▶ WHAT YOU HAVE TO DO
What is the number of lines containing "JSON"? Give only that number.

▶ Items from a figure collection
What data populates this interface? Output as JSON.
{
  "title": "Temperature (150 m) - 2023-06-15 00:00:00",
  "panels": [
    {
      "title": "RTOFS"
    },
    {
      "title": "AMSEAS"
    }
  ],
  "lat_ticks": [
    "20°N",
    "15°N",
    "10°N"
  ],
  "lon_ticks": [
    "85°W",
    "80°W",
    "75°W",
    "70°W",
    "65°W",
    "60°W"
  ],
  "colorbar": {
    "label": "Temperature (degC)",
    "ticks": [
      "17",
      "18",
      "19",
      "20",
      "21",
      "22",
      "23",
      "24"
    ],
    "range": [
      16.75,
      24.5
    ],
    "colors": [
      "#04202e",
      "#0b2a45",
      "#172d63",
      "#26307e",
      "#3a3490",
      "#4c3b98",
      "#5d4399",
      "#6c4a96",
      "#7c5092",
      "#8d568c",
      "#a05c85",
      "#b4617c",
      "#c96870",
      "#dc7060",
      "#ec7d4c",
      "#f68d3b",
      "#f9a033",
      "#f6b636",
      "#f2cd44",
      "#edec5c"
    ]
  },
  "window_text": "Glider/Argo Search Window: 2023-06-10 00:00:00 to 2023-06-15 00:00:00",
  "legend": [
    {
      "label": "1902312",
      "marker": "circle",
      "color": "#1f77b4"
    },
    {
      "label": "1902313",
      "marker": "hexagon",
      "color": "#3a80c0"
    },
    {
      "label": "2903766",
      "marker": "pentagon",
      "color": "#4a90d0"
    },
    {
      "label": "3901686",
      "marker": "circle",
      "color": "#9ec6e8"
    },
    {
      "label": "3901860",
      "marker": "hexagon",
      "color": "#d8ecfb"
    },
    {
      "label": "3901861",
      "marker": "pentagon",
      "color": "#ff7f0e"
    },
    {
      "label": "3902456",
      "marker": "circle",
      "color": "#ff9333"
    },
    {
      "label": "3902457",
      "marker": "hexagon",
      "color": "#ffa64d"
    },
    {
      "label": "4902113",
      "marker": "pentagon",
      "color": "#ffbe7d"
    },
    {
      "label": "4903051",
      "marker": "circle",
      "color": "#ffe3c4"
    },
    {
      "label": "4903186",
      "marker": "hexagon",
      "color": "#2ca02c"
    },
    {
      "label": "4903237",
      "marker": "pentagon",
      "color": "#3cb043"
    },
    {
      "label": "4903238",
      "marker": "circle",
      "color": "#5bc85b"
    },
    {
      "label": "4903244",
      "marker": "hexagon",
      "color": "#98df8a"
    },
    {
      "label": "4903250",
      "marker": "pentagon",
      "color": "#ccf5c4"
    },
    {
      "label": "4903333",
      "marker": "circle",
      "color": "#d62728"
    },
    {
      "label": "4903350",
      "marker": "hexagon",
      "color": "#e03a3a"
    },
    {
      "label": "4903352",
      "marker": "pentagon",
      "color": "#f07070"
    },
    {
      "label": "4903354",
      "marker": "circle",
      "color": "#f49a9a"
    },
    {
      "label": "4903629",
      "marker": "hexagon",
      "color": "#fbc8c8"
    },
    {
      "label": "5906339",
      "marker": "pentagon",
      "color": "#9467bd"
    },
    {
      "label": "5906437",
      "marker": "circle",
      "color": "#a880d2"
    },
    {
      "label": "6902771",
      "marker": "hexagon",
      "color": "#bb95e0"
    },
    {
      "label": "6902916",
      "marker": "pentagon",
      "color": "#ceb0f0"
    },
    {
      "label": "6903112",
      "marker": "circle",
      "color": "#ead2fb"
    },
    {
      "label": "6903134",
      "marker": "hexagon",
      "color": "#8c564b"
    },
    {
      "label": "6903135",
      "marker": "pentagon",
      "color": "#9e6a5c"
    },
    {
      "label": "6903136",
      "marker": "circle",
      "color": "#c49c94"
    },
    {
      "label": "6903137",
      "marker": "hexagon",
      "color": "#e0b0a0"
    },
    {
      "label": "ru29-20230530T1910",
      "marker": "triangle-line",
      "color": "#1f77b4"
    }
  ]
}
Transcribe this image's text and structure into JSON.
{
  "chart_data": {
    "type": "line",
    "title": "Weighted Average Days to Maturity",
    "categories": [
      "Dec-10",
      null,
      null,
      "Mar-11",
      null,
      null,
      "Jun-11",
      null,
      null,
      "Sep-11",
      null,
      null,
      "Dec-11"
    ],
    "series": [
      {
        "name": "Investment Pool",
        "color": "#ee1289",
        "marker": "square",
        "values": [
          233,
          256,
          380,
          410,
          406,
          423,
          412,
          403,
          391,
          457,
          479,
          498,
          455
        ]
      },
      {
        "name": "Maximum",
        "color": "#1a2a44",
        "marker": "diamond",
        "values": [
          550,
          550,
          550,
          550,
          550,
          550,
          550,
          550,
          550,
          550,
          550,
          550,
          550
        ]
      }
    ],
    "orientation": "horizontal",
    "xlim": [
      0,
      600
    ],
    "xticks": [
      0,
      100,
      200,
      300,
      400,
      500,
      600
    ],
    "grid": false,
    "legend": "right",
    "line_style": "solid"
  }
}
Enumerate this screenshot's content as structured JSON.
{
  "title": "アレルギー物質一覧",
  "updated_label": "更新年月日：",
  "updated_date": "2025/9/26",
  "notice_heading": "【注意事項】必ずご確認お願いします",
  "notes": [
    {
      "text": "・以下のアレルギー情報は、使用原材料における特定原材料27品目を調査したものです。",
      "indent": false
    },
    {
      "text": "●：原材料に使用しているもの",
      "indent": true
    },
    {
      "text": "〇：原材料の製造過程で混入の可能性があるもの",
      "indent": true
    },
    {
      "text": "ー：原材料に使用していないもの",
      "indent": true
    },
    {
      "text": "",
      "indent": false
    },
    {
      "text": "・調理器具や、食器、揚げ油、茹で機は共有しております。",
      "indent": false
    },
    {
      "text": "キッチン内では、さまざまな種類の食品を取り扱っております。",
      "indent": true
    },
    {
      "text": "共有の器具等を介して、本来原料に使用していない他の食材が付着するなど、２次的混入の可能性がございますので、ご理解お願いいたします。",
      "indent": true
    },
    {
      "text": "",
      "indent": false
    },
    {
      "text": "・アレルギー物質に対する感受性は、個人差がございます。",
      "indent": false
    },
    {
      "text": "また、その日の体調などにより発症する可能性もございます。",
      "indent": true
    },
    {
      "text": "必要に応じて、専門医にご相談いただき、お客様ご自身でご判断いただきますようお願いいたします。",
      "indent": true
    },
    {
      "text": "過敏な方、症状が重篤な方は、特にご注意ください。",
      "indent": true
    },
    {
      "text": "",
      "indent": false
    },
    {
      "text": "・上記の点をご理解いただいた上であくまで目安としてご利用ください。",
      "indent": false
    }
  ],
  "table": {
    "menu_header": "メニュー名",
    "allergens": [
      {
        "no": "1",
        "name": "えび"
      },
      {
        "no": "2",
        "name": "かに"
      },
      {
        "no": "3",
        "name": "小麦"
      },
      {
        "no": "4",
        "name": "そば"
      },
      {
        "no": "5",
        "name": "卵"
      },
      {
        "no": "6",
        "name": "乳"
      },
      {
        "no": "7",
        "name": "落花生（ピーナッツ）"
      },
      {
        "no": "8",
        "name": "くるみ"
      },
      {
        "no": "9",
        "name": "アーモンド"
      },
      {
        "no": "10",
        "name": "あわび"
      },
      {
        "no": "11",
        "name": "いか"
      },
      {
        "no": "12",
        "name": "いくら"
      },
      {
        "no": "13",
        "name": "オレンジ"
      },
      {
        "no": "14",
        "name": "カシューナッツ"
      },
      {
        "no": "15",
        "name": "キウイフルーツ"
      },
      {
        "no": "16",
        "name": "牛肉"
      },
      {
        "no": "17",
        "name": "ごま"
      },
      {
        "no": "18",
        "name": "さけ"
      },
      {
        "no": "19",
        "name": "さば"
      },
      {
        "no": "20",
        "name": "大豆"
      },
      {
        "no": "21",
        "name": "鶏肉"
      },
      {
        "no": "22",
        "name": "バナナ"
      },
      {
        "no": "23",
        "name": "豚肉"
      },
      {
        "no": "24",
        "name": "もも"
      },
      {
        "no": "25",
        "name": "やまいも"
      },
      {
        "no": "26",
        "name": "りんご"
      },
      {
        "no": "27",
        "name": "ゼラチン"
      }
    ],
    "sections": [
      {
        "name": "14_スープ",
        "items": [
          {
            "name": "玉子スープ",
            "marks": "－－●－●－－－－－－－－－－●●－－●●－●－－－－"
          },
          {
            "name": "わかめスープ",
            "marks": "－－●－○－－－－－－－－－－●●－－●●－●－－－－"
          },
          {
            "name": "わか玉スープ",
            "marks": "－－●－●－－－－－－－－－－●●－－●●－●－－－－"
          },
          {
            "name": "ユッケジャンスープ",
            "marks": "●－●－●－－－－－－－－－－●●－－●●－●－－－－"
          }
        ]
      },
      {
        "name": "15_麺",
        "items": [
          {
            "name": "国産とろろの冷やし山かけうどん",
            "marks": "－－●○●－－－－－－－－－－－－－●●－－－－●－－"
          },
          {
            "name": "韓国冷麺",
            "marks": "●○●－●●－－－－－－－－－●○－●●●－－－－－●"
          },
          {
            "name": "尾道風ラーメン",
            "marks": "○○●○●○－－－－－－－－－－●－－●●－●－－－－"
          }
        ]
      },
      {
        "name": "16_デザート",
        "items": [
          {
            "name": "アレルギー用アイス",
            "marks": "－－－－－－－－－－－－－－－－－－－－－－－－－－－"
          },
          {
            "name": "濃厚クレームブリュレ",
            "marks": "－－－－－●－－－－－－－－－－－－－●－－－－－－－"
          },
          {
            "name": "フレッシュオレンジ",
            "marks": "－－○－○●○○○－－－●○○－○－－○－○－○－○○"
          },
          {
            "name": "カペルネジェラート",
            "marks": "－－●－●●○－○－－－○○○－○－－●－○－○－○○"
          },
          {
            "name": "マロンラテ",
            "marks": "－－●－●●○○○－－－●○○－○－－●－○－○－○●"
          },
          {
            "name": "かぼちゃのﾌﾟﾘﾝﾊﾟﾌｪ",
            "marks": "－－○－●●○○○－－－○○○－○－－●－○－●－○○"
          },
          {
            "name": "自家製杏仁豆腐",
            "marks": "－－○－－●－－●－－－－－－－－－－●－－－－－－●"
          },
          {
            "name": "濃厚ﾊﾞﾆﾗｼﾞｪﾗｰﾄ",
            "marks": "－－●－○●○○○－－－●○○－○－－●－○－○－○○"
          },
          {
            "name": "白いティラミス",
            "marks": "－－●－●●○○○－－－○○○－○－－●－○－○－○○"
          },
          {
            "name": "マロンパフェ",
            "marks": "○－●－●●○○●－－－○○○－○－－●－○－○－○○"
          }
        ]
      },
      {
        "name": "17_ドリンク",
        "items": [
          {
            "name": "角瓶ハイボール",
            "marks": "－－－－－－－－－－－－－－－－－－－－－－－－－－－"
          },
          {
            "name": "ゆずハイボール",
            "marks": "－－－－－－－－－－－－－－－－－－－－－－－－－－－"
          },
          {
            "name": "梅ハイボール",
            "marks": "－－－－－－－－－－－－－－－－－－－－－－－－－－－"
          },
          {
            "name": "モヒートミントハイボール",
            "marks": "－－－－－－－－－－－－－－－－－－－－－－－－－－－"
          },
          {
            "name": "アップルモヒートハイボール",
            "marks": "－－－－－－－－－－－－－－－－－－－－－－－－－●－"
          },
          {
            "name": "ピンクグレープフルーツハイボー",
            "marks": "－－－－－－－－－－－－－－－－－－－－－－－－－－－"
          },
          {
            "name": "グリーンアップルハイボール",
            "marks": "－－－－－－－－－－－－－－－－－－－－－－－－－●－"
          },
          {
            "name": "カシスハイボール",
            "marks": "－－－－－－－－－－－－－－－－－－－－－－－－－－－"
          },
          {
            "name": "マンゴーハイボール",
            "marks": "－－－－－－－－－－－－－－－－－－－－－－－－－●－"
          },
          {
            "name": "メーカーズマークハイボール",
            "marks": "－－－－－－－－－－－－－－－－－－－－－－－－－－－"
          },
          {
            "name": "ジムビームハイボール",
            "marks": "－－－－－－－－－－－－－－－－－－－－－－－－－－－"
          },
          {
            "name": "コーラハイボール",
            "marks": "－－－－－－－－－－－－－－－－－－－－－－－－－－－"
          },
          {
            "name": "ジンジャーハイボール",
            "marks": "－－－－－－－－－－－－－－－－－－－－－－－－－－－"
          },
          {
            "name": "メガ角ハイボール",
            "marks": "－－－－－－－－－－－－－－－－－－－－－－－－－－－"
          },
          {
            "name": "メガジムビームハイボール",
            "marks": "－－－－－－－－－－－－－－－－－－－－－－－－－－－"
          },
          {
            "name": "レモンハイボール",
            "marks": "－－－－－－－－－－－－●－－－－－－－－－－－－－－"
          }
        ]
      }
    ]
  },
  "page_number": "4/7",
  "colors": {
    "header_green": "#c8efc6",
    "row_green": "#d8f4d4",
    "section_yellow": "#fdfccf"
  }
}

▶ RESPONSE
3